--- start Extracted information ---

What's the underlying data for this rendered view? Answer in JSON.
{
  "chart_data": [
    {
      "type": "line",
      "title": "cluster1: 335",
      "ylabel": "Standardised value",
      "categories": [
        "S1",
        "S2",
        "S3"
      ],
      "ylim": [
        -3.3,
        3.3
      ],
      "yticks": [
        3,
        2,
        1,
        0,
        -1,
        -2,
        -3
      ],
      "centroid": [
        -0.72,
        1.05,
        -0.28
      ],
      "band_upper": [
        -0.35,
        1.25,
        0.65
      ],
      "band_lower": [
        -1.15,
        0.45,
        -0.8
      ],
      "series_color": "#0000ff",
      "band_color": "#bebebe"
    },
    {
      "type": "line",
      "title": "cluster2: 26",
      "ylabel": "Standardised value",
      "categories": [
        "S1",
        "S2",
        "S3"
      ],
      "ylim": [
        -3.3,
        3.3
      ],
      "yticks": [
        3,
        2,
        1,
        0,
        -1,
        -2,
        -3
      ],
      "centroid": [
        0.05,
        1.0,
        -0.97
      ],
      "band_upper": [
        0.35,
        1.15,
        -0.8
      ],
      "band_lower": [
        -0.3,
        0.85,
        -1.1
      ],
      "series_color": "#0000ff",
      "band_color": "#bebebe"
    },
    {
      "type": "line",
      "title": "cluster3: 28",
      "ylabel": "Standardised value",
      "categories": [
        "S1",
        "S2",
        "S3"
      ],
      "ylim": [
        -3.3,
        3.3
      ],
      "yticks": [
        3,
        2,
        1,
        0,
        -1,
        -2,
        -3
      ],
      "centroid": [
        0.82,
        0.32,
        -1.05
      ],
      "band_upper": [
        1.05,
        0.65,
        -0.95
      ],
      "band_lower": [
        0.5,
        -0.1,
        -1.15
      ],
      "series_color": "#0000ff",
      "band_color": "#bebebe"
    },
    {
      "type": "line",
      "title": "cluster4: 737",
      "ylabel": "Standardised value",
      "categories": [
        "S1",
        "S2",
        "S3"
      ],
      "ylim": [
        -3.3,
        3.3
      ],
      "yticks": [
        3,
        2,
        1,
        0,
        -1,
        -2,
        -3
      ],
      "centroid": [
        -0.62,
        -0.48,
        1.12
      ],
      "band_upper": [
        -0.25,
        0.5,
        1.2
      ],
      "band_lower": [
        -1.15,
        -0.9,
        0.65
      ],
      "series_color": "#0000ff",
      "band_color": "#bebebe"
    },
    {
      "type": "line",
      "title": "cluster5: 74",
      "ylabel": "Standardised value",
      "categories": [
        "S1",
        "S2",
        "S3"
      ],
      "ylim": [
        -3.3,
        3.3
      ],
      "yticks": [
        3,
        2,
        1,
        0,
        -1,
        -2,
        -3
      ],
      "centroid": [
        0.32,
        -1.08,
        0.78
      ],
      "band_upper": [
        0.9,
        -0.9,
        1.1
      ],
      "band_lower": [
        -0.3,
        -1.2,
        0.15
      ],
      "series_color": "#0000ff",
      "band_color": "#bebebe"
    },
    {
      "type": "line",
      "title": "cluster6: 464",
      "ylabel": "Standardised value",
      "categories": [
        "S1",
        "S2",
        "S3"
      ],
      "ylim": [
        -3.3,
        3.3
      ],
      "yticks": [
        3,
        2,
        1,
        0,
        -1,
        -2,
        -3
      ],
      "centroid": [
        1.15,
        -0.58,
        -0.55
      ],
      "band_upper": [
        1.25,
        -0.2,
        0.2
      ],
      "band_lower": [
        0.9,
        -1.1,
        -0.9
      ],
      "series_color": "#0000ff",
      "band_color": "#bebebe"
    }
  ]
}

--- end Extracted information ---

▸ **The request**: Send back all of the entries exactly, with nothing missing.

▸ **Exercise answer**:
What's the underlying data for this rendered view? Answer in JSON.
{
  "chart_data": [
    {
      "type": "line",
      "title": "cluster1: 335",
      "ylabel": "Standardised value",
      "categories": [
        "S1",
        "S2",
        "S3"
      ],
      "ylim": [
        -3.3,
        3.3
      ],
      "yticks": [
        3,
        2,
        1,
        0,
        -1,
        -2,
        -3
      ],
      "centroid": [
        -0.72,
        1.05,
        -0.28
      ],
      "band_upper": [
        -0.35,
        1.25,
        0.65
      ],
      "band_lower": [
        -1.15,
        0.45,
        -0.8
      ],
      "series_color": "#0000ff",
      "band_color": "#bebebe"
    },
    {
      "type": "line",
      "title": "cluster2: 26",
      "ylabel": "Standardised value",
      "categories": [
        "S1",
        "S2",
        "S3"
      ],
      "ylim": [
        -3.3,
        3.3
      ],
      "yticks": [
        3,
        2,
        1,
        0,
        -1,
        -2,
        -3
      ],
      "centroid": [
        0.05,
        1.0,
        -0.97
      ],
      "band_upper": [
        0.35,
        1.15,
        -0.8
      ],
      "band_lower": [
        -0.3,
        0.85,
        -1.1
      ],
      "series_color": "#0000ff",
      "band_color": "#bebebe"
    },
    {
      "type": "line",
      "title": "cluster3: 28",
      "ylabel": "Standardised value",
      "categories": [
        "S1",
        "S2",
        "S3"
      ],
      "ylim": [
        -3.3,
        3.3
      ],
      "yticks": [
        3,
        2,
        1,
        0,
        -1,
        -2,
        -3
      ],
      "centroid": [
        0.82,
        0.32,
        -1.05
      ],
      "band_upper": [
        1.05,
        0.65,
        -0.95
      ],
      "band_lower": [
        0.5,
        -0.1,
        -1.15
      ],
      "series_color": "#0000ff",
      "band_color": "#bebebe"
    },
    {
      "type": "line",
      "title": "cluster4: 737",
      "ylabel": "Standardised value",
      "categories": [
        "S1",
        "S2",
        "S3"
      ],
      "ylim": [
        -3.3,
        3.3
      ],
      "yticks": [
        3,
        2,
        1,
        0,
        -1,
        -2,
        -3
      ],
      "centroid": [
        -0.62,
        -0.48,
        1.12
      ],
      "band_upper": [
        -0.25,
        0.5,
        1.2
      ],
      "band_lower": [
        -1.15,
        -0.9,
        0.65
      ],
      "series_color": "#0000ff",
      "band_color": "#bebebe"
    },
    {
      "type": "line",
      "title": "cluster5: 74",
      "ylabel": "Standardised value",
      "categories": [
        "S1",
        "S2",
        "S3"
      ],
      "ylim": [
        -3.3,
        3.3
      ],
      "yticks": [
        3,
        2,
        1,
        0,
        -1,
        -2,
        -3
      ],
      "centroid": [
        0.32,
        -1.08,
        0.78
      ],
      "band_upper": [
        0.9,
        -0.9,
        1.1
      ],
      "band_lower": [
        -0.3,
        -1.2,
        0.15
      ],
      "series_color": "#0000ff",
      "band_color": "#bebebe"
    },
    {
      "type": "line",
      "title": "cluster6: 464",
      "ylabel": "Standardised value",
      "categories": [
        "S1",
        "S2",
        "S3"
      ],
      "ylim": [
        -3.3,
        3.3
      ],
      "yticks": [
        3,
        2,
        1,
        0,
        -1,
        -2,
        -3
      ],
      "centroid": [
        1.15,
        -0.58,
        -0.55
      ],
      "band_upper": [
        1.25,
        -0.2,
        0.2
      ],
      "band_lower": [
        0.9,
        -1.1,
        -0.9
      ],
      "series_color": "#0000ff",
      "band_color": "#bebebe"
    }
  ]
}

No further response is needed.